§ **OBJECTIVE**
Make a verbatim copy of the entries below; pictures stay out.

════════

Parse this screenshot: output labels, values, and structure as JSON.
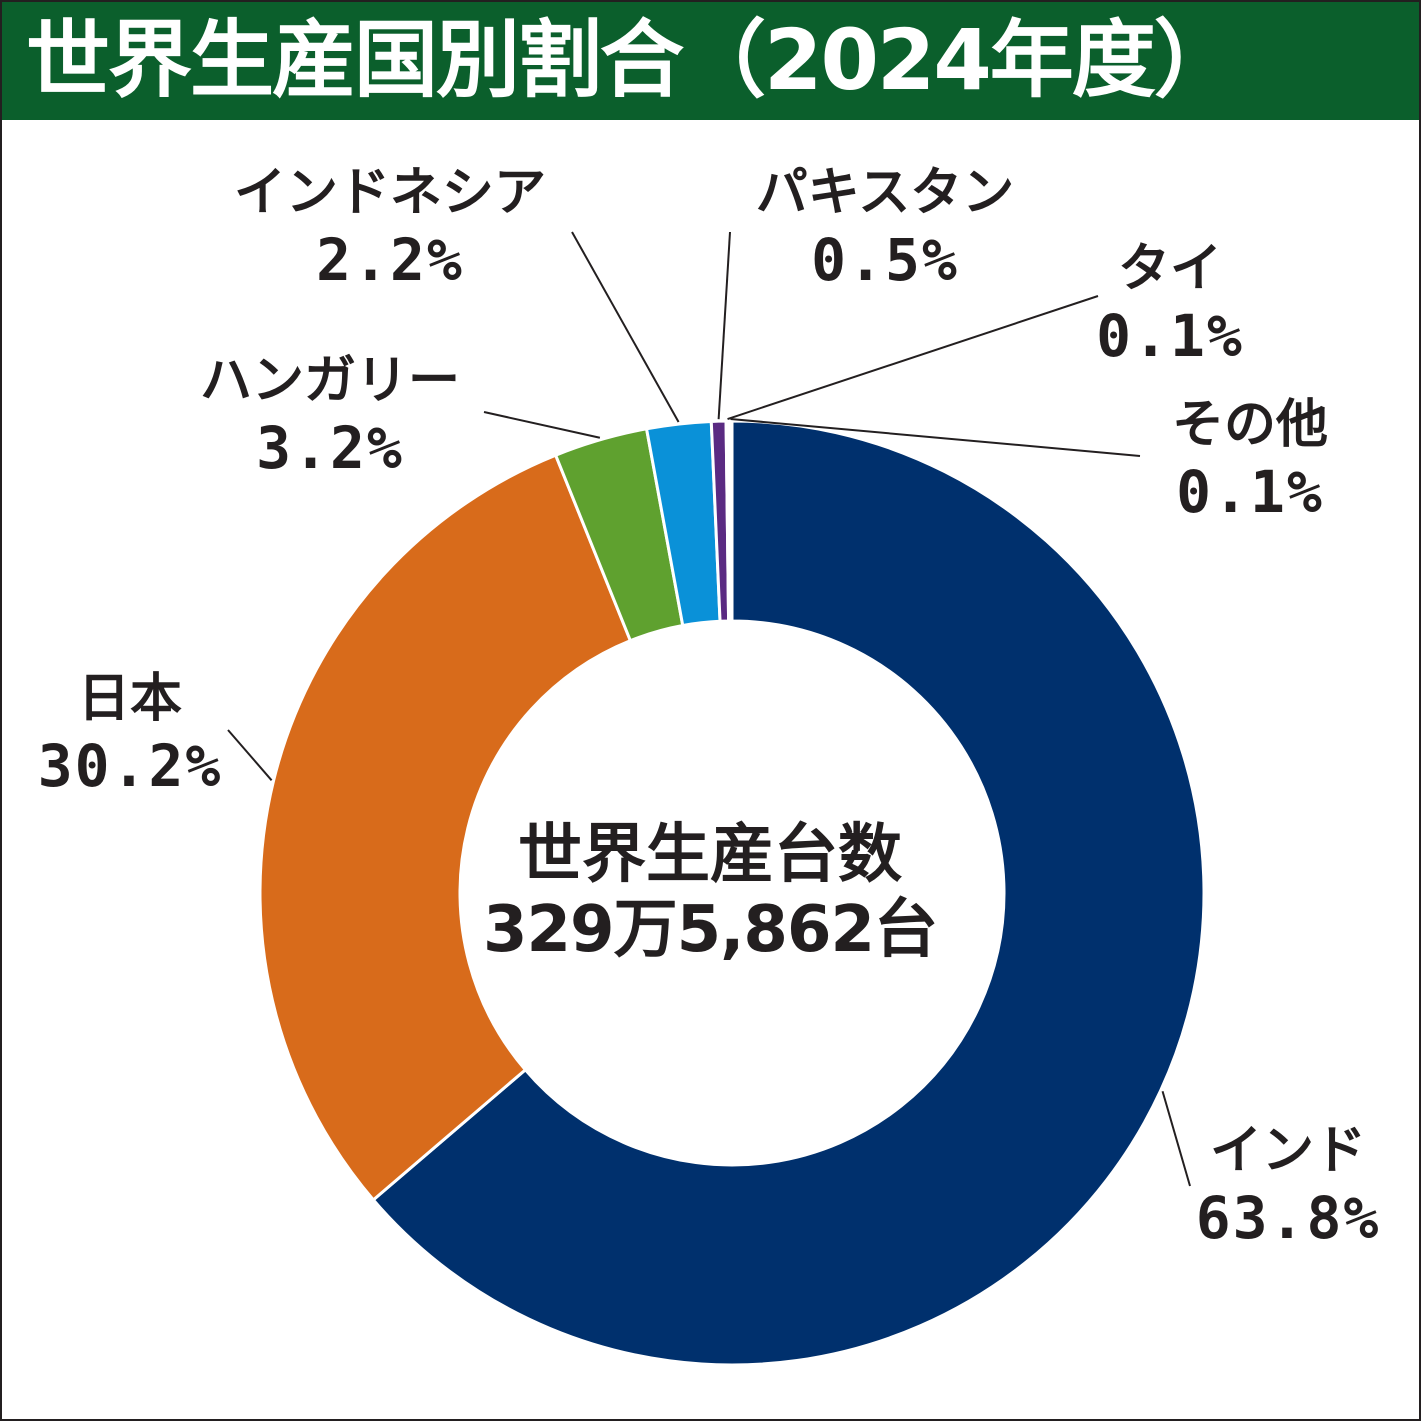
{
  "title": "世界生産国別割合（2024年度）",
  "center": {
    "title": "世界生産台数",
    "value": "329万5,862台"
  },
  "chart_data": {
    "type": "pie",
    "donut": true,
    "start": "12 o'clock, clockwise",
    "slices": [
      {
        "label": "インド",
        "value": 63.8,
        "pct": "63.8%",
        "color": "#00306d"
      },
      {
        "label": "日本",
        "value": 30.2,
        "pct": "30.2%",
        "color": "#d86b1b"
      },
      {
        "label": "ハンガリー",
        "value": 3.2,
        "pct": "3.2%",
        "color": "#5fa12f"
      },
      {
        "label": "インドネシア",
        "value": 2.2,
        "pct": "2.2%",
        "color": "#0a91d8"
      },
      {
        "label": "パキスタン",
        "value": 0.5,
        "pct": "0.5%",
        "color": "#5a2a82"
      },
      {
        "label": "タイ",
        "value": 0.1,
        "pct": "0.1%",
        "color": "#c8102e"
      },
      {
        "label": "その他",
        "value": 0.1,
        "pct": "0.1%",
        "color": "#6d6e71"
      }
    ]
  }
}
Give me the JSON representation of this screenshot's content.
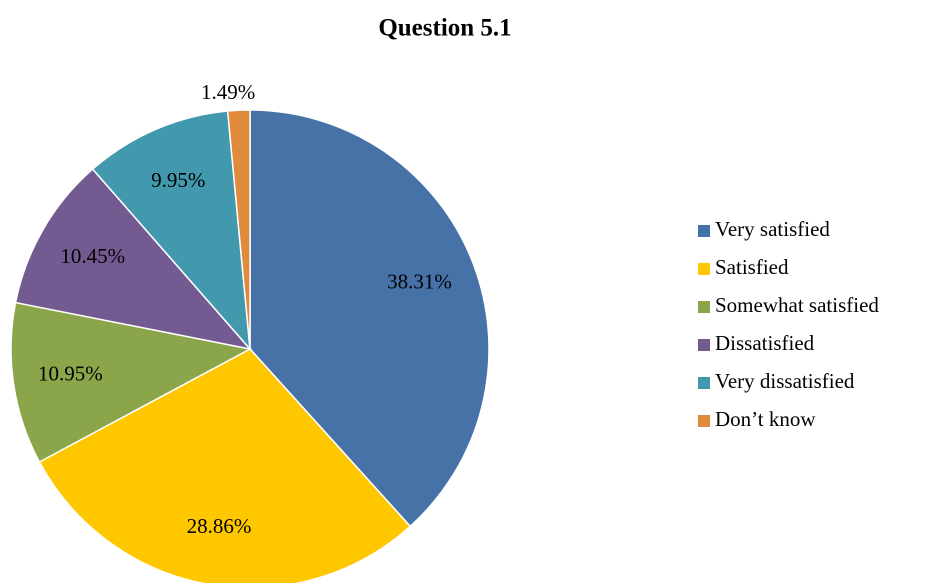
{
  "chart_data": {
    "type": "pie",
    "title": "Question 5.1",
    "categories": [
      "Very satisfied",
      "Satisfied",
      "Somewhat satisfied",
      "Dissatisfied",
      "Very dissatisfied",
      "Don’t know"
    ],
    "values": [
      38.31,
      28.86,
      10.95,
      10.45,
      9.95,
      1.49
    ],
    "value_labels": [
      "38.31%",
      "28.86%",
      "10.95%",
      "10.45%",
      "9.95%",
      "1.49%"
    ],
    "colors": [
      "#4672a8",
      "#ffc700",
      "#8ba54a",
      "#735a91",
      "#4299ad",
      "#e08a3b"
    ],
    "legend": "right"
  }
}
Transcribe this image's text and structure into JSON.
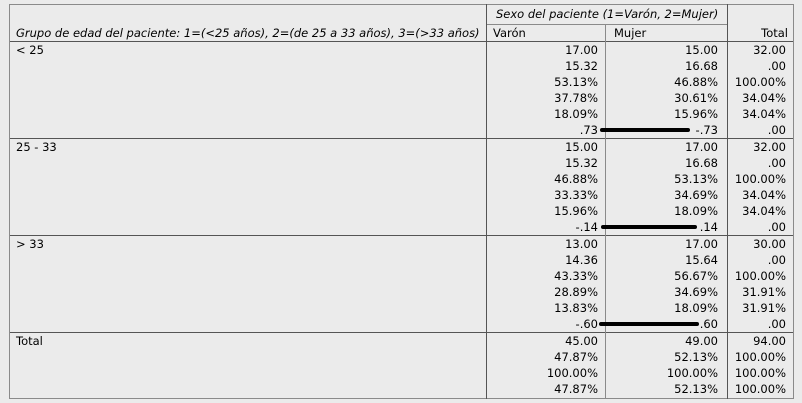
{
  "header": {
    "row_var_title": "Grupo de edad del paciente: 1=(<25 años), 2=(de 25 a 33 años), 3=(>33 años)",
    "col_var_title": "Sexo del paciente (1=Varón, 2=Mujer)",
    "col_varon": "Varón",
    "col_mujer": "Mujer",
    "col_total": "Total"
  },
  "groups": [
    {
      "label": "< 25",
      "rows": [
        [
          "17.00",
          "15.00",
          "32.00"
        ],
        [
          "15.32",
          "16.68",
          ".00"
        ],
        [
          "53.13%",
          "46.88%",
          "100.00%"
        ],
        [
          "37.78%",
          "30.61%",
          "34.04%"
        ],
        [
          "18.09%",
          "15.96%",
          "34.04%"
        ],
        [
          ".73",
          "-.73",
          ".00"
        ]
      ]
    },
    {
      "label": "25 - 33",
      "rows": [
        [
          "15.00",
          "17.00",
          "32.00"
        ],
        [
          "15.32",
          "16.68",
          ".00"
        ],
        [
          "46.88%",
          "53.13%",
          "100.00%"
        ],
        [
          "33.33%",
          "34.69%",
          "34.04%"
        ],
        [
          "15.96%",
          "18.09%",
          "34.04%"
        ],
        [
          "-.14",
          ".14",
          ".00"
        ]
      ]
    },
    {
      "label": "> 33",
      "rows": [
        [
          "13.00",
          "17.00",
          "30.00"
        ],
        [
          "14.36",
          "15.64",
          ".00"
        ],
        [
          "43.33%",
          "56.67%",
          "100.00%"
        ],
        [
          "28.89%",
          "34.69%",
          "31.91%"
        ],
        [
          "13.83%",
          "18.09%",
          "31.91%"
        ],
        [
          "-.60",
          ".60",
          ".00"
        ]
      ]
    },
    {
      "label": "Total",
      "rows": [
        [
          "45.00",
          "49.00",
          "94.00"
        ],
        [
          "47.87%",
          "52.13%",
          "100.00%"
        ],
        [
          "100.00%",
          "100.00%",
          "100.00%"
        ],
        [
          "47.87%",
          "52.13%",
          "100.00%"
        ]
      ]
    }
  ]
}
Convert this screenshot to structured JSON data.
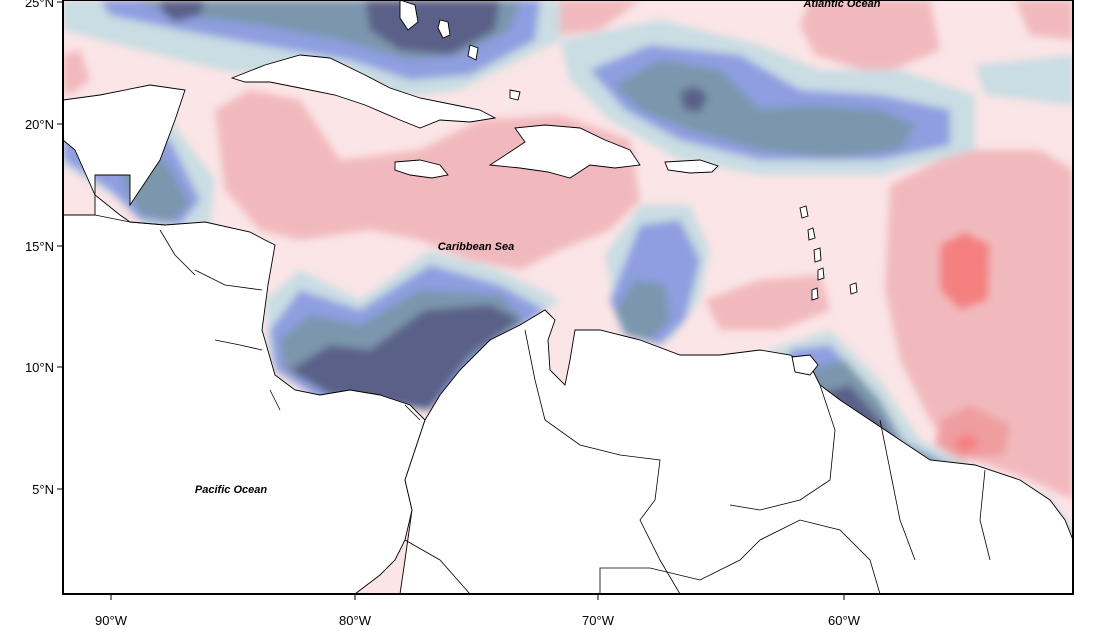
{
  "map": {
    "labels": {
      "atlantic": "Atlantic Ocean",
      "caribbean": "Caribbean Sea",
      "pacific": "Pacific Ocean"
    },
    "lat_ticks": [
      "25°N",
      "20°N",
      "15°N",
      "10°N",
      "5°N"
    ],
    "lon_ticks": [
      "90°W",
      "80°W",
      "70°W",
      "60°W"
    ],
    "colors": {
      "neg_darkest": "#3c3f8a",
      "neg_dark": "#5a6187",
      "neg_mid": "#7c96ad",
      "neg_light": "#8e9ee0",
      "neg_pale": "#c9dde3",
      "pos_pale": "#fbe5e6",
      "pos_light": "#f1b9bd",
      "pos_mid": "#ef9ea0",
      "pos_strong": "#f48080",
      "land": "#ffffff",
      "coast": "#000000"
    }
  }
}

════════

§ **ANSWER FOR THE TASK**
Parse this screenshot: output labels, values, and structure as JSON.
{
  "title": "世界生産国別割合（2024年度）",
  "center": {
    "title": "世界生産台数",
    "value": "329万5,862台"
  },
  "chart_data": {
    "type": "pie",
    "donut": true,
    "start": "12 o'clock, clockwise",
    "slices": [
      {
        "label": "インド",
        "value": 63.8,
        "pct": "63.8%",
        "color": "#00306d"
      },
      {
        "label": "日本",
        "value": 30.2,
        "pct": "30.2%",
        "color": "#d86b1b"
      },
      {
        "label": "ハンガリー",
        "value": 3.2,
        "pct": "3.2%",
        "color": "#5fa12f"
      },
      {
        "label": "インドネシア",
        "value": 2.2,
        "pct": "2.2%",
        "color": "#0a91d8"
      },
      {
        "label": "パキスタン",
        "value": 0.5,
        "pct": "0.5%",
        "color": "#5a2a82"
      },
      {
        "label": "タイ",
        "value": 0.1,
        "pct": "0.1%",
        "color": "#c8102e"
      },
      {
        "label": "その他",
        "value": 0.1,
        "pct": "0.1%",
        "color": "#6d6e71"
      }
    ]
  }
}
Give me the JSON representation of this screenshot's content.
{
  "chart_data": {
    "type": "pie",
    "title": "Question 5.1",
    "categories": [
      "Very satisfied",
      "Satisfied",
      "Somewhat satisfied",
      "Dissatisfied",
      "Very dissatisfied",
      "Don’t know"
    ],
    "values": [
      38.31,
      28.86,
      10.95,
      10.45,
      9.95,
      1.49
    ],
    "value_labels": [
      "38.31%",
      "28.86%",
      "10.95%",
      "10.45%",
      "9.95%",
      "1.49%"
    ],
    "colors": [
      "#4672a8",
      "#ffc700",
      "#8ba54a",
      "#735a91",
      "#4299ad",
      "#e08a3b"
    ],
    "legend": "right"
  }
}
Transcribe this image's text and structure into JSON.
{
  "header": {
    "row_var_title": "Grupo de edad del paciente: 1=(<25 años), 2=(de 25 a 33 años), 3=(>33 años)",
    "col_var_title": "Sexo del paciente (1=Varón, 2=Mujer)",
    "col_varon": "Varón",
    "col_mujer": "Mujer",
    "col_total": "Total"
  },
  "groups": [
    {
      "label": "< 25",
      "rows": [
        [
          "17.00",
          "15.00",
          "32.00"
        ],
        [
          "15.32",
          "16.68",
          ".00"
        ],
        [
          "53.13%",
          "46.88%",
          "100.00%"
        ],
        [
          "37.78%",
          "30.61%",
          "34.04%"
        ],
        [
          "18.09%",
          "15.96%",
          "34.04%"
        ],
        [
          ".73",
          "-.73",
          ".00"
        ]
      ]
    },
    {
      "label": "25 - 33",
      "rows": [
        [
          "15.00",
          "17.00",
          "32.00"
        ],
        [
          "15.32",
          "16.68",
          ".00"
        ],
        [
          "46.88%",
          "53.13%",
          "100.00%"
        ],
        [
          "33.33%",
          "34.69%",
          "34.04%"
        ],
        [
          "15.96%",
          "18.09%",
          "34.04%"
        ],
        [
          "-.14",
          ".14",
          ".00"
        ]
      ]
    },
    {
      "label": "> 33",
      "rows": [
        [
          "13.00",
          "17.00",
          "30.00"
        ],
        [
          "14.36",
          "15.64",
          ".00"
        ],
        [
          "43.33%",
          "56.67%",
          "100.00%"
        ],
        [
          "28.89%",
          "34.69%",
          "31.91%"
        ],
        [
          "13.83%",
          "18.09%",
          "31.91%"
        ],
        [
          "-.60",
          ".60",
          ".00"
        ]
      ]
    },
    {
      "label": "Total",
      "rows": [
        [
          "45.00",
          "49.00",
          "94.00"
        ],
        [
          "47.87%",
          "52.13%",
          "100.00%"
        ],
        [
          "100.00%",
          "100.00%",
          "100.00%"
        ],
        [
          "47.87%",
          "52.13%",
          "100.00%"
        ]
      ]
    }
  ]
}
Convert this screenshot to structured JSON data.
{
  "map": {
    "labels": {
      "atlantic": "Atlantic Ocean",
      "caribbean": "Caribbean Sea",
      "pacific": "Pacific Ocean"
    },
    "lat_ticks": [
      "25°N",
      "20°N",
      "15°N",
      "10°N",
      "5°N"
    ],
    "lon_ticks": [
      "90°W",
      "80°W",
      "70°W",
      "60°W"
    ],
    "colors": {
      "neg_darkest": "#3c3f8a",
      "neg_dark": "#5a6187",
      "neg_mid": "#7c96ad",
      "neg_light": "#8e9ee0",
      "neg_pale": "#c9dde3",
      "pos_pale": "#fbe5e6",
      "pos_light": "#f1b9bd",
      "pos_mid": "#ef9ea0",
      "pos_strong": "#f48080",
      "land": "#ffffff",
      "coast": "#000000"
    }
  }
}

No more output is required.